[START Records for the exercise]

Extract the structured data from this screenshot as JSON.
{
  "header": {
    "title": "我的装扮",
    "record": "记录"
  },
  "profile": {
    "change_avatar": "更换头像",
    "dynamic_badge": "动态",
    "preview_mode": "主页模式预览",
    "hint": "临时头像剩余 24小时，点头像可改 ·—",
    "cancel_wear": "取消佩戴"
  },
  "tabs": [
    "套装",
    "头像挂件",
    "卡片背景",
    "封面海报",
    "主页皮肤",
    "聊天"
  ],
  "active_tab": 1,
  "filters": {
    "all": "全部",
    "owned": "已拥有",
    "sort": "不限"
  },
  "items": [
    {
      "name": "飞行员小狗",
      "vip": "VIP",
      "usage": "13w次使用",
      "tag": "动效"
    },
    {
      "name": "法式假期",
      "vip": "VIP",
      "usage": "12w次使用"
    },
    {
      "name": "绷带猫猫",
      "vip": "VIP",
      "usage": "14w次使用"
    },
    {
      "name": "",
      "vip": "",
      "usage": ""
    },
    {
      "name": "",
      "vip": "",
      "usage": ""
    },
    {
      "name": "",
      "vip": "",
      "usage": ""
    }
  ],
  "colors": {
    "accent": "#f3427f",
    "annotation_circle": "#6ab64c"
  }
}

[END Records for the exercise]

### Written problem
Repeat the lines above exactly.

### Final answer
Extract the structured data from this screenshot as JSON.
{
  "header": {
    "title": "我的装扮",
    "record": "记录"
  },
  "profile": {
    "change_avatar": "更换头像",
    "dynamic_badge": "动态",
    "preview_mode": "主页模式预览",
    "hint": "临时头像剩余 24小时，点头像可改 ·—",
    "cancel_wear": "取消佩戴"
  },
  "tabs": [
    "套装",
    "头像挂件",
    "卡片背景",
    "封面海报",
    "主页皮肤",
    "聊天"
  ],
  "active_tab": 1,
  "filters": {
    "all": "全部",
    "owned": "已拥有",
    "sort": "不限"
  },
  "items": [
    {
      "name": "飞行员小狗",
      "vip": "VIP",
      "usage": "13w次使用",
      "tag": "动效"
    },
    {
      "name": "法式假期",
      "vip": "VIP",
      "usage": "12w次使用"
    },
    {
      "name": "绷带猫猫",
      "vip": "VIP",
      "usage": "14w次使用"
    },
    {
      "name": "",
      "vip": "",
      "usage": ""
    },
    {
      "name": "",
      "vip": "",
      "usage": ""
    },
    {
      "name": "",
      "vip": "",
      "usage": ""
    }
  ],
  "colors": {
    "accent": "#f3427f",
    "annotation_circle": "#6ab64c"
  }
}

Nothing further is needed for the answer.